**Problem to work on**
What is the number of lines containing the word "fonts"? Give that number alone.

:::

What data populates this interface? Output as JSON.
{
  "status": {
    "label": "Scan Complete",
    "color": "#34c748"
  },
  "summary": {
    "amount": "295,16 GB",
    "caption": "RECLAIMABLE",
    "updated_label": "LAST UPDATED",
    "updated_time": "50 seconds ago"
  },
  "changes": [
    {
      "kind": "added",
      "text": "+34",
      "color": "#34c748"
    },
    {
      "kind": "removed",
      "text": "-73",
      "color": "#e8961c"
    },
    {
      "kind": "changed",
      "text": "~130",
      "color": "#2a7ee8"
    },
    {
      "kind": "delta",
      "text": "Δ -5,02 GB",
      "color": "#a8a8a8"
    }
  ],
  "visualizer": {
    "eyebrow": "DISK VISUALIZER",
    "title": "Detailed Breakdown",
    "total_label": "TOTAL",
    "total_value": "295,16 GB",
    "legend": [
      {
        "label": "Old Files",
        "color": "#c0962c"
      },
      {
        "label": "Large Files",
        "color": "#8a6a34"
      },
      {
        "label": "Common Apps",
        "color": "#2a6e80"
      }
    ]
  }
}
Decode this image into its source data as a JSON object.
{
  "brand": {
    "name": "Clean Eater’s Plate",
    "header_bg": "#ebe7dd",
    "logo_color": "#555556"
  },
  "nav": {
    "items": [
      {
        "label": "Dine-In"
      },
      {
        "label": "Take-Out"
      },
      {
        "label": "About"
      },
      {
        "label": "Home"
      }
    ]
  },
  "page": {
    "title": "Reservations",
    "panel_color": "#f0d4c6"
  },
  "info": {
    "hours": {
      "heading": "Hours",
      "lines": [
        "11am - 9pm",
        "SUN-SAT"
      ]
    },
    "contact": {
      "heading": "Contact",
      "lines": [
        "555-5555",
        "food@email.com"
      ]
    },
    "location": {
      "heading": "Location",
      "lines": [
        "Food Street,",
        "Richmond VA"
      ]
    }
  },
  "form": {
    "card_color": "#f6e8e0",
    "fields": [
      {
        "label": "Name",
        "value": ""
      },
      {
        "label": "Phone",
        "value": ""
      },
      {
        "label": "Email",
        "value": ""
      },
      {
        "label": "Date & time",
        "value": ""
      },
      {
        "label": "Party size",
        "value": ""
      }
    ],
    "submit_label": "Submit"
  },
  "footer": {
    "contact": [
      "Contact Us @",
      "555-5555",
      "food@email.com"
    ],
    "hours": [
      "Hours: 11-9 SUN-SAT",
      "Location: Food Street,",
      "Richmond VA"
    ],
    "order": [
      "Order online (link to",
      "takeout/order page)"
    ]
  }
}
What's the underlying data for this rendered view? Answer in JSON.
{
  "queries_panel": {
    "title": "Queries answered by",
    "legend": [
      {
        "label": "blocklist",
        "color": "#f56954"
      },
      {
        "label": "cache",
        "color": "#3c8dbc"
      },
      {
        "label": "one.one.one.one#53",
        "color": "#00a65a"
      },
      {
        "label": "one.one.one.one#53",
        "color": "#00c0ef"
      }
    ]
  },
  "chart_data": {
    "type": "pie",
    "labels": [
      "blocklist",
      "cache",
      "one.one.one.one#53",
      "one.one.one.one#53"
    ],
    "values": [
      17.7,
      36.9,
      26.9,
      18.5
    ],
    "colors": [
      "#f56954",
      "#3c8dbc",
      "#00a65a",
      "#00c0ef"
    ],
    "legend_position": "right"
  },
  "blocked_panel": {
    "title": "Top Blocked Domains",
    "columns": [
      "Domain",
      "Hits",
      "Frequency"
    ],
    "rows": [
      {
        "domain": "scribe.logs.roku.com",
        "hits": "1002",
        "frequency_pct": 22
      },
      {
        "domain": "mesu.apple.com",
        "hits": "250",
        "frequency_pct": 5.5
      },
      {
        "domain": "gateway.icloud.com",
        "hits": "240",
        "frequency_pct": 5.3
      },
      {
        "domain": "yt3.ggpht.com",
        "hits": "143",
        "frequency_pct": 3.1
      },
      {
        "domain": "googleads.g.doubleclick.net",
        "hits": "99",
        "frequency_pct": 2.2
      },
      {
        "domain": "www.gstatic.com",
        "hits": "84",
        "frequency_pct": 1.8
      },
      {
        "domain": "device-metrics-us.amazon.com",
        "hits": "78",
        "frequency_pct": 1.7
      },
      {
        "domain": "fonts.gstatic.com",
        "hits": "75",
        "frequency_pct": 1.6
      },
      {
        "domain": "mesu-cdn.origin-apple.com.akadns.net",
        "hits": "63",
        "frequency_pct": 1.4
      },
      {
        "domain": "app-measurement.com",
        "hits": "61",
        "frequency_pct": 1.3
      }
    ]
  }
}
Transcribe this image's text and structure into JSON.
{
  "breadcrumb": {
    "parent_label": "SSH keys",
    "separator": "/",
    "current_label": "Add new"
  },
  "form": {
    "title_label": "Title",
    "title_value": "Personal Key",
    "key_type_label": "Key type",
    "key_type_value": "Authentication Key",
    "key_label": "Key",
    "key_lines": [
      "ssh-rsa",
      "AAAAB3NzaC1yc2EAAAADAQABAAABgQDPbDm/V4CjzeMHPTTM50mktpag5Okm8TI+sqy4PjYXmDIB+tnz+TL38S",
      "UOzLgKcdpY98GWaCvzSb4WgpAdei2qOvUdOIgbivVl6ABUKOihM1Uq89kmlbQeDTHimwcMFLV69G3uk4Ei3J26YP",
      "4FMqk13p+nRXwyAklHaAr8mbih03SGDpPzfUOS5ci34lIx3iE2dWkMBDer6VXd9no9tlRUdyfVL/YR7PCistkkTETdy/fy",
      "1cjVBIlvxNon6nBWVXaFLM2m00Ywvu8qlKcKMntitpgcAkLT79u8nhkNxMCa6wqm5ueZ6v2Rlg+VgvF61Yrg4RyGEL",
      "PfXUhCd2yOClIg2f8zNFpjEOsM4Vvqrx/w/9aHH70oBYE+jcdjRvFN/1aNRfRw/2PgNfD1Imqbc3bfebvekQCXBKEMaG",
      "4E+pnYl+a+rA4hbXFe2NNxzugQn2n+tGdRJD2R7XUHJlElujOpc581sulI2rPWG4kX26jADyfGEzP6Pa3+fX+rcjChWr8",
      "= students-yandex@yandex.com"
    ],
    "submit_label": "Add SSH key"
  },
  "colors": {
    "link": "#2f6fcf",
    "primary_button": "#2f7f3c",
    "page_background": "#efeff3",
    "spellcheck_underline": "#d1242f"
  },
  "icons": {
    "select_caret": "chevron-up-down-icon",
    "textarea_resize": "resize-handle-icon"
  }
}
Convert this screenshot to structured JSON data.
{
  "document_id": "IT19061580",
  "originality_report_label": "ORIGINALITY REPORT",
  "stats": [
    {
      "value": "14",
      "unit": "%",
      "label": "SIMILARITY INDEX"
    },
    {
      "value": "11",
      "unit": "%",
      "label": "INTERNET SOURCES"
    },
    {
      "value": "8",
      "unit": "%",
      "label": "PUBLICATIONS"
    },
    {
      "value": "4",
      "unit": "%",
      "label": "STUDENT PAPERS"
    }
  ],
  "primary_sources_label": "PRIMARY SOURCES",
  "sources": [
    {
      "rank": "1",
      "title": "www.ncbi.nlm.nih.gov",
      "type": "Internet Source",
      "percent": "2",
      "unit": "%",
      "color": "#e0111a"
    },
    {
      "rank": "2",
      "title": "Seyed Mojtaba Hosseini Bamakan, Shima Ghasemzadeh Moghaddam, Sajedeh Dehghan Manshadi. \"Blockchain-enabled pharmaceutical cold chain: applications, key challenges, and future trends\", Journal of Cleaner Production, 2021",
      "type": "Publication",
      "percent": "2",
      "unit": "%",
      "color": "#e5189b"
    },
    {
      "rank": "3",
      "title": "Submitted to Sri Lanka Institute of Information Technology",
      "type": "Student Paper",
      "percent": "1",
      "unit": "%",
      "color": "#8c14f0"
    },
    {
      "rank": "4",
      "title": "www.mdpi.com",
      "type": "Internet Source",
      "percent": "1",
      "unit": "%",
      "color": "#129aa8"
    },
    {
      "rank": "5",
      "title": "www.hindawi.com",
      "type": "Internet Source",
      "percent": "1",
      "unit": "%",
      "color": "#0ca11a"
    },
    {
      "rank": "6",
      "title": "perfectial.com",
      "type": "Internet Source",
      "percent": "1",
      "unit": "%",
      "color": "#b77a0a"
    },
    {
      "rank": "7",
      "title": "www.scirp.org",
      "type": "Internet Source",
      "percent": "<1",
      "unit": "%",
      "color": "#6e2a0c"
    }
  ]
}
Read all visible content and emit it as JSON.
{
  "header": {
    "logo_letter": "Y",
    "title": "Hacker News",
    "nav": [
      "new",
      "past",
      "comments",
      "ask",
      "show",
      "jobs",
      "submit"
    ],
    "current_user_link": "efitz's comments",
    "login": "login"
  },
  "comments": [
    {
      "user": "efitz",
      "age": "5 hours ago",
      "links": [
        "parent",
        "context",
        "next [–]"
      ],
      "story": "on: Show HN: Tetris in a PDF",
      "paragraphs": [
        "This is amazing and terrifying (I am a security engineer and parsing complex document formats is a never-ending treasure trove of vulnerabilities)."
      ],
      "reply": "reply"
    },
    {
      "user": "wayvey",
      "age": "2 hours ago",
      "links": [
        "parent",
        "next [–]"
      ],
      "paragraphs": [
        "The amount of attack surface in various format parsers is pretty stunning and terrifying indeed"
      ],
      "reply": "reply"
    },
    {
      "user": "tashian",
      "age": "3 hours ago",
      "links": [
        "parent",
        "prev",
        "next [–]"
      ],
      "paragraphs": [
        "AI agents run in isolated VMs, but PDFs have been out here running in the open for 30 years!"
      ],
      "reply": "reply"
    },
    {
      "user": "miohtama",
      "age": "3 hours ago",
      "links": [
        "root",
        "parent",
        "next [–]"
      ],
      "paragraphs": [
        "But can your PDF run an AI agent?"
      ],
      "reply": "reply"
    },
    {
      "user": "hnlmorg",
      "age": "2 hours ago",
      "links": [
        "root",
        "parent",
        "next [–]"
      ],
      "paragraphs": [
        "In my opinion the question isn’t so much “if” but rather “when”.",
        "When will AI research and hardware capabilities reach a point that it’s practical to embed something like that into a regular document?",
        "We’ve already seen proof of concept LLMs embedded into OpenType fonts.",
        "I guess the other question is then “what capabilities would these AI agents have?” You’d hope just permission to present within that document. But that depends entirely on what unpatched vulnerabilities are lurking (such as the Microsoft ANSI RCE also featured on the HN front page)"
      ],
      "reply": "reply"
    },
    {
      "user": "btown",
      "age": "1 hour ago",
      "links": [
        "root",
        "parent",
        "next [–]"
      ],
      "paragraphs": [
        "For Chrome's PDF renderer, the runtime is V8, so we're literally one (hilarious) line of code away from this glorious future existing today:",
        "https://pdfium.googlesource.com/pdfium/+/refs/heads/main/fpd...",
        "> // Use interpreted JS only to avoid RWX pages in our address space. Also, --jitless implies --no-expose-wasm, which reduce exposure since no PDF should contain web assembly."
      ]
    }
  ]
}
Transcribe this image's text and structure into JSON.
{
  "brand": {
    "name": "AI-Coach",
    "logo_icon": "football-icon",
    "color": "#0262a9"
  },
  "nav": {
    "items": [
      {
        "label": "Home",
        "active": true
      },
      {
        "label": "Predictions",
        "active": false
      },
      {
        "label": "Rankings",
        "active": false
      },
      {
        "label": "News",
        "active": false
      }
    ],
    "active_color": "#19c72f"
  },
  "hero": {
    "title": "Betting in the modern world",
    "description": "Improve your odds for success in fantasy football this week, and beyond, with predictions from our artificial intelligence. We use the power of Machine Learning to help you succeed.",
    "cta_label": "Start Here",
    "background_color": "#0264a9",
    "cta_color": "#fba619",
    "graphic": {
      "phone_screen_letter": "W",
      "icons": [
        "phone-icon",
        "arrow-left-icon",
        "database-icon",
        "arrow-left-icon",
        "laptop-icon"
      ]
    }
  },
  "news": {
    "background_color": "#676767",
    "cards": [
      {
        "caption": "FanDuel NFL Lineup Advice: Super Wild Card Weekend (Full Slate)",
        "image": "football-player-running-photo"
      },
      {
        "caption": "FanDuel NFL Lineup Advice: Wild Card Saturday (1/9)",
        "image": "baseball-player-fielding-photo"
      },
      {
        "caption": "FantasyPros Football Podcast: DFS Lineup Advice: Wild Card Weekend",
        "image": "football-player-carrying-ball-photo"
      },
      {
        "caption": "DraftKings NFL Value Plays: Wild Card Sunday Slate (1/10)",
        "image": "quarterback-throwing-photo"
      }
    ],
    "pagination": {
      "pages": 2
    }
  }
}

:::

**Reply to the exercise**
2